>> START Material for this exercise

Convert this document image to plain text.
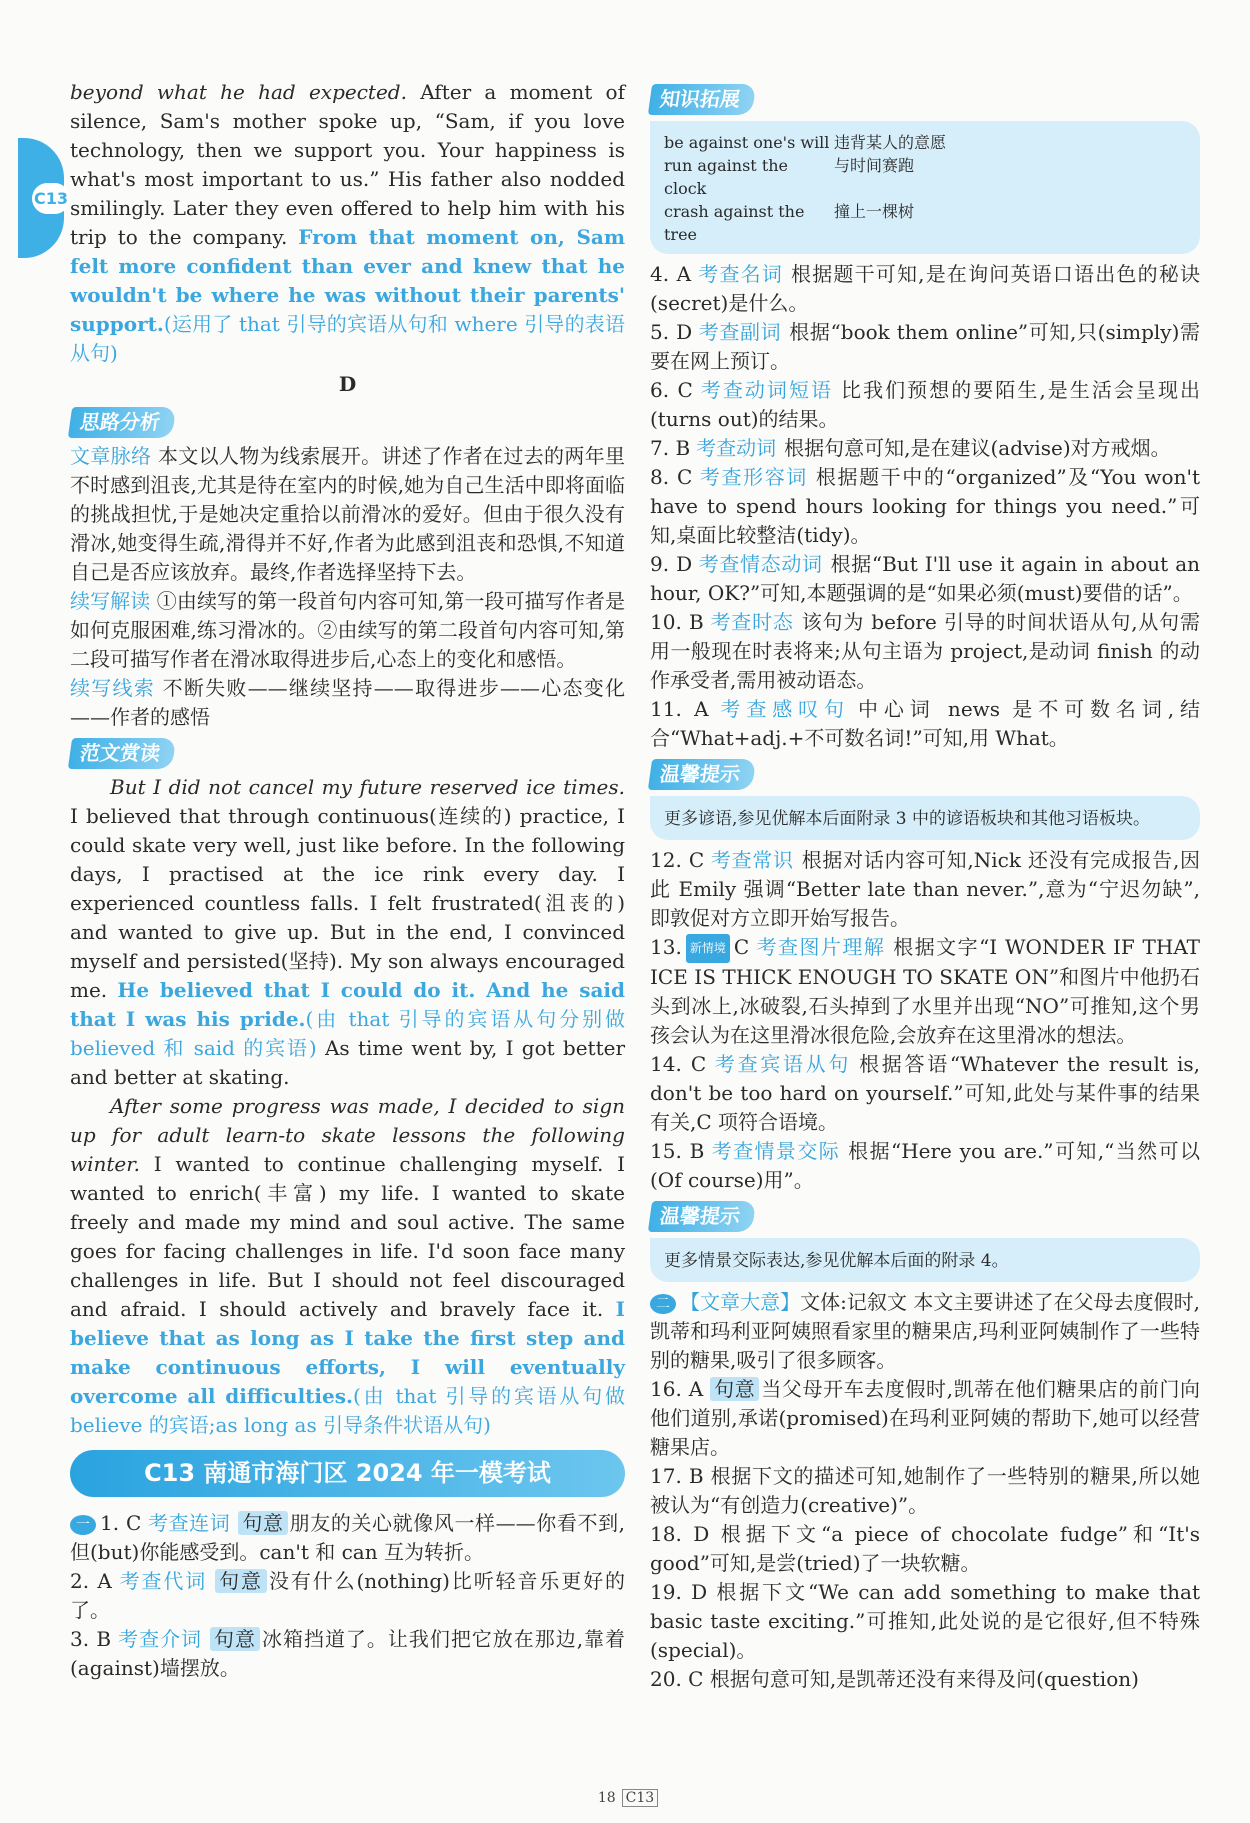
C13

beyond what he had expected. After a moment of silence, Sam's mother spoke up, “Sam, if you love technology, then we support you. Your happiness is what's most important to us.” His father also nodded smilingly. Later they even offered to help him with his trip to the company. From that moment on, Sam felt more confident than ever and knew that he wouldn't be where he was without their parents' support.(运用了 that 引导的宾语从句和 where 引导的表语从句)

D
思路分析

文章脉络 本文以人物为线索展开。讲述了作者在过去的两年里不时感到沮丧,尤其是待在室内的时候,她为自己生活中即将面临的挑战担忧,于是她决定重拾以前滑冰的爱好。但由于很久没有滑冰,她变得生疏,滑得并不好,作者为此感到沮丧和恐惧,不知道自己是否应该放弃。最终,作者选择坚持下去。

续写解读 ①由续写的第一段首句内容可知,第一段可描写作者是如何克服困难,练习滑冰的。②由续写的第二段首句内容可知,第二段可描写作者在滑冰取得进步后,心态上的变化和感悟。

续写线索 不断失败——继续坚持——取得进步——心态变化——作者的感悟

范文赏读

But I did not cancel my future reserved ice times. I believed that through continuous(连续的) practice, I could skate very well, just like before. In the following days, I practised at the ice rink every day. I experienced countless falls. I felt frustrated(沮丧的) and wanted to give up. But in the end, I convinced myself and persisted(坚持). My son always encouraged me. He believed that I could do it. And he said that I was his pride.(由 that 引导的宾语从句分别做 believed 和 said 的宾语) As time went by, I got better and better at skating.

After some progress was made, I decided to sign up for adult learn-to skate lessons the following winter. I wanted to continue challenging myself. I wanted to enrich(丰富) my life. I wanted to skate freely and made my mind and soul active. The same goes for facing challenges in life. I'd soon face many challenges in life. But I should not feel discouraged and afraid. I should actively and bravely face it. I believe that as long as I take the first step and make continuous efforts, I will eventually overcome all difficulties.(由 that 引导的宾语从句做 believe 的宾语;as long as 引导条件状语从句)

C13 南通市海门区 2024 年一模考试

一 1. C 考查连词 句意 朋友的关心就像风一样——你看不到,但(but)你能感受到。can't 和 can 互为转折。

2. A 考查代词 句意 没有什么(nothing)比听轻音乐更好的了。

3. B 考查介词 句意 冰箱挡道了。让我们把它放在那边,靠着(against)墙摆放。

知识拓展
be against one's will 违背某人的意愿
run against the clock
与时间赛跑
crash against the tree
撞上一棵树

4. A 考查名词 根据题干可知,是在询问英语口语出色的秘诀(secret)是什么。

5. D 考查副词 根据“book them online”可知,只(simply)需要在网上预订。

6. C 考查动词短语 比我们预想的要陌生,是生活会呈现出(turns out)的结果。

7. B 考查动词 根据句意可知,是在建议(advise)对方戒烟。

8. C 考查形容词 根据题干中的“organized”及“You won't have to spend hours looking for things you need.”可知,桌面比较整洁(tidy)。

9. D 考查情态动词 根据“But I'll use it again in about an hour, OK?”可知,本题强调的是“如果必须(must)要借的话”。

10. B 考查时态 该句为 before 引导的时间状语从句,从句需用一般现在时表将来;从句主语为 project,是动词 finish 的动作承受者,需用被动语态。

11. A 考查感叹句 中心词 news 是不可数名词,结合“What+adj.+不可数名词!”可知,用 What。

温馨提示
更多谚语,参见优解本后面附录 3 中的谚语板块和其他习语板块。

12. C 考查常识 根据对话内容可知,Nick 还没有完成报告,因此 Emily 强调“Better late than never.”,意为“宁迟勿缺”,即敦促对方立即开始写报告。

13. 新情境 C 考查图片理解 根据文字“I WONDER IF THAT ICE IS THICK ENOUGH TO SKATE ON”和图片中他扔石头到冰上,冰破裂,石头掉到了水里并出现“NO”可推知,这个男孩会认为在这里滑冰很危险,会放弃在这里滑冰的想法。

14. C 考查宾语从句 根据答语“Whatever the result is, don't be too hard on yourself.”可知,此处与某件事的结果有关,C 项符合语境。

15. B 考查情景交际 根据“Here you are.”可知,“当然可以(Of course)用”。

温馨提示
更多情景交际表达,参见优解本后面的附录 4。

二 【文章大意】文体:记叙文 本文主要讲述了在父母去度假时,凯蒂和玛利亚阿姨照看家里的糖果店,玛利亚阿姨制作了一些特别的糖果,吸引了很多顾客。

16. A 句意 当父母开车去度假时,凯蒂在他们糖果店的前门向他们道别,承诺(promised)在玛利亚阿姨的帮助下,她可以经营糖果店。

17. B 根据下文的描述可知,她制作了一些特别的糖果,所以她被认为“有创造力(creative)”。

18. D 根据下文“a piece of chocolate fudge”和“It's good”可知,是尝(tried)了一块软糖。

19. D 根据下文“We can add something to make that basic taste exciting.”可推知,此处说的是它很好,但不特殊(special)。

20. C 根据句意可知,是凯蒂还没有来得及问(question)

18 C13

>> END Material for this exercise

**Directions:** Output all the records, word for word, with no pictures in the copy.

**Finished exercise:**
Convert this document image to plain text.
C13

beyond what he had expected. After a moment of silence, Sam's mother spoke up, “Sam, if you love technology, then we support you. Your happiness is what's most important to us.” His father also nodded smilingly. Later they even offered to help him with his trip to the company. From that moment on, Sam felt more confident than ever and knew that he wouldn't be where he was without their parents' support.(运用了 that 引导的宾语从句和 where 引导的表语从句)

D
思路分析

文章脉络 本文以人物为线索展开。讲述了作者在过去的两年里不时感到沮丧,尤其是待在室内的时候,她为自己生活中即将面临的挑战担忧,于是她决定重拾以前滑冰的爱好。但由于很久没有滑冰,她变得生疏,滑得并不好,作者为此感到沮丧和恐惧,不知道自己是否应该放弃。最终,作者选择坚持下去。

续写解读 ①由续写的第一段首句内容可知,第一段可描写作者是如何克服困难,练习滑冰的。②由续写的第二段首句内容可知,第二段可描写作者在滑冰取得进步后,心态上的变化和感悟。

续写线索 不断失败——继续坚持——取得进步——心态变化——作者的感悟

范文赏读

But I did not cancel my future reserved ice times. I believed that through continuous(连续的) practice, I could skate very well, just like before. In the following days, I practised at the ice rink every day. I experienced countless falls. I felt frustrated(沮丧的) and wanted to give up. But in the end, I convinced myself and persisted(坚持). My son always encouraged me. He believed that I could do it. And he said that I was his pride.(由 that 引导的宾语从句分别做 believed 和 said 的宾语) As time went by, I got better and better at skating.

After some progress was made, I decided to sign up for adult learn-to skate lessons the following winter. I wanted to continue challenging myself. I wanted to enrich(丰富) my life. I wanted to skate freely and made my mind and soul active. The same goes for facing challenges in life. I'd soon face many challenges in life. But I should not feel discouraged and afraid. I should actively and bravely face it. I believe that as long as I take the first step and make continuous efforts, I will eventually overcome all difficulties.(由 that 引导的宾语从句做 believe 的宾语;as long as 引导条件状语从句)

C13 南通市海门区 2024 年一模考试

一 1. C 考查连词 句意 朋友的关心就像风一样——你看不到,但(but)你能感受到。can't 和 can 互为转折。

2. A 考查代词 句意 没有什么(nothing)比听轻音乐更好的了。

3. B 考查介词 句意 冰箱挡道了。让我们把它放在那边,靠着(against)墙摆放。

知识拓展
be against one's will 违背某人的意愿
run against the clock
与时间赛跑
crash against the tree
撞上一棵树

4. A 考查名词 根据题干可知,是在询问英语口语出色的秘诀(secret)是什么。

5. D 考查副词 根据“book them online”可知,只(simply)需要在网上预订。

6. C 考查动词短语 比我们预想的要陌生,是生活会呈现出(turns out)的结果。

7. B 考查动词 根据句意可知,是在建议(advise)对方戒烟。

8. C 考查形容词 根据题干中的“organized”及“You won't have to spend hours looking for things you need.”可知,桌面比较整洁(tidy)。

9. D 考查情态动词 根据“But I'll use it again in about an hour, OK?”可知,本题强调的是“如果必须(must)要借的话”。

10. B 考查时态 该句为 before 引导的时间状语从句,从句需用一般现在时表将来;从句主语为 project,是动词 finish 的动作承受者,需用被动语态。

11. A 考查感叹句 中心词 news 是不可数名词,结合“What+adj.+不可数名词!”可知,用 What。

温馨提示
更多谚语,参见优解本后面附录 3 中的谚语板块和其他习语板块。

12. C 考查常识 根据对话内容可知,Nick 还没有完成报告,因此 Emily 强调“Better late than never.”,意为“宁迟勿缺”,即敦促对方立即开始写报告。

13. 新情境 C 考查图片理解 根据文字“I WONDER IF THAT ICE IS THICK ENOUGH TO SKATE ON”和图片中他扔石头到冰上,冰破裂,石头掉到了水里并出现“NO”可推知,这个男孩会认为在这里滑冰很危险,会放弃在这里滑冰的想法。

14. C 考查宾语从句 根据答语“Whatever the result is, don't be too hard on yourself.”可知,此处与某件事的结果有关,C 项符合语境。

15. B 考查情景交际 根据“Here you are.”可知,“当然可以(Of course)用”。

温馨提示
更多情景交际表达,参见优解本后面的附录 4。

二 【文章大意】文体:记叙文 本文主要讲述了在父母去度假时,凯蒂和玛利亚阿姨照看家里的糖果店,玛利亚阿姨制作了一些特别的糖果,吸引了很多顾客。

16. A 句意 当父母开车去度假时,凯蒂在他们糖果店的前门向他们道别,承诺(promised)在玛利亚阿姨的帮助下,她可以经营糖果店。

17. B 根据下文的描述可知,她制作了一些特别的糖果,所以她被认为“有创造力(creative)”。

18. D 根据下文“a piece of chocolate fudge”和“It's good”可知,是尝(tried)了一块软糖。

19. D 根据下文“We can add something to make that basic taste exciting.”可推知,此处说的是它很好,但不特殊(special)。

20. C 根据句意可知,是凯蒂还没有来得及问(question)

18 C13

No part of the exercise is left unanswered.